▶ **Directions**: Return all entries precisely as they stand, without the images.

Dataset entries
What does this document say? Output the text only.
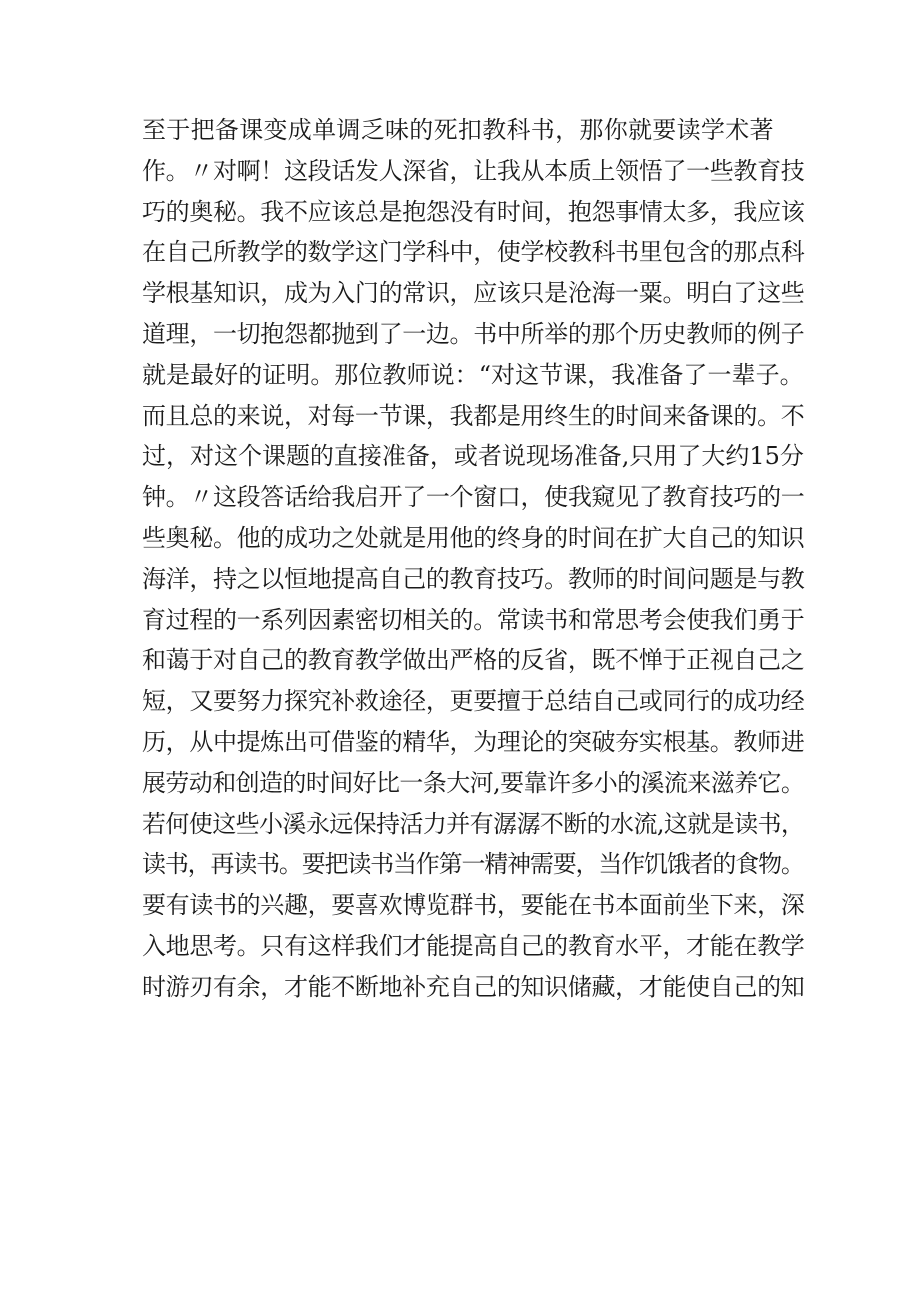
至于把备课变成单调乏味的死扣教科书，那你就要读学术著
作。〃对啊！这段话发人深省，让我从本质上领悟了一些教育技
巧的奥秘。我不应该总是抱怨没有时间，抱怨事情太多，我应该
在自己所教学的数学这门学科中，使学校教科书里包含的那点科
学根基知识，成为入门的常识，应该只是沧海一粟。明白了这些
道理，一切抱怨都抛到了一边。书中所举的那个历史教师的例子
就是最好的证明。那位教师说：“对这节课，我准备了一辈子。
而且总的来说，对每一节课，我都是用终生的时间来备课的。不
过，对这个课题的直接准备，或者说现场准备,只用了大约15分
钟。〃这段答话给我启开了一个窗口，使我窥见了教育技巧的一
些奥秘。他的成功之处就是用他的终身的时间在扩大自己的知识
海洋，持之以恒地提高自己的教育技巧。教师的时间问题是与教
育过程的一系列因素密切相关的。常读书和常思考会使我们勇于
和蔼于对自己的教育教学做出严格的反省，既不惮于正视自己之
短，又要努力探究补救途径，更要擅于总结自己或同行的成功经
历，从中提炼出可借鉴的精华，为理论的突破夯实根基。教师进
展劳动和创造的时间好比一条大河,要靠许多小的溪流来滋养它。
若何使这些小溪永远保持活力并有潺潺不断的水流,这就是读书，
读书，再读书。要把读书当作第一精神需要，当作饥饿者的食物。
要有读书的兴趣，要喜欢博览群书，要能在书本面前坐下来，深
入地思考。只有这样我们才能提高自己的教育水平，才能在教学
时游刃有余，才能不断地补充自己的知识储藏，才能使自己的知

▶ **Result of the task**:
What does this document say? Output the text only.
至于把备课变成单调乏味的死扣教科书，那你就要读学术著
作。〃对啊！这段话发人深省，让我从本质上领悟了一些教育技
巧的奥秘。我不应该总是抱怨没有时间，抱怨事情太多，我应该
在自己所教学的数学这门学科中，使学校教科书里包含的那点科
学根基知识，成为入门的常识，应该只是沧海一粟。明白了这些
道理，一切抱怨都抛到了一边。书中所举的那个历史教师的例子
就是最好的证明。那位教师说：“对这节课，我准备了一辈子。
而且总的来说，对每一节课，我都是用终生的时间来备课的。不
过，对这个课题的直接准备，或者说现场准备,只用了大约15分
钟。〃这段答话给我启开了一个窗口，使我窥见了教育技巧的一
些奥秘。他的成功之处就是用他的终身的时间在扩大自己的知识
海洋，持之以恒地提高自己的教育技巧。教师的时间问题是与教
育过程的一系列因素密切相关的。常读书和常思考会使我们勇于
和蔼于对自己的教育教学做出严格的反省，既不惮于正视自己之
短，又要努力探究补救途径，更要擅于总结自己或同行的成功经
历，从中提炼出可借鉴的精华，为理论的突破夯实根基。教师进
展劳动和创造的时间好比一条大河,要靠许多小的溪流来滋养它。
若何使这些小溪永远保持活力并有潺潺不断的水流,这就是读书，
读书，再读书。要把读书当作第一精神需要，当作饥饿者的食物。
要有读书的兴趣，要喜欢博览群书，要能在书本面前坐下来，深
入地思考。只有这样我们才能提高自己的教育水平，才能在教学
时游刃有余，才能不断地补充自己的知识储藏，才能使自己的知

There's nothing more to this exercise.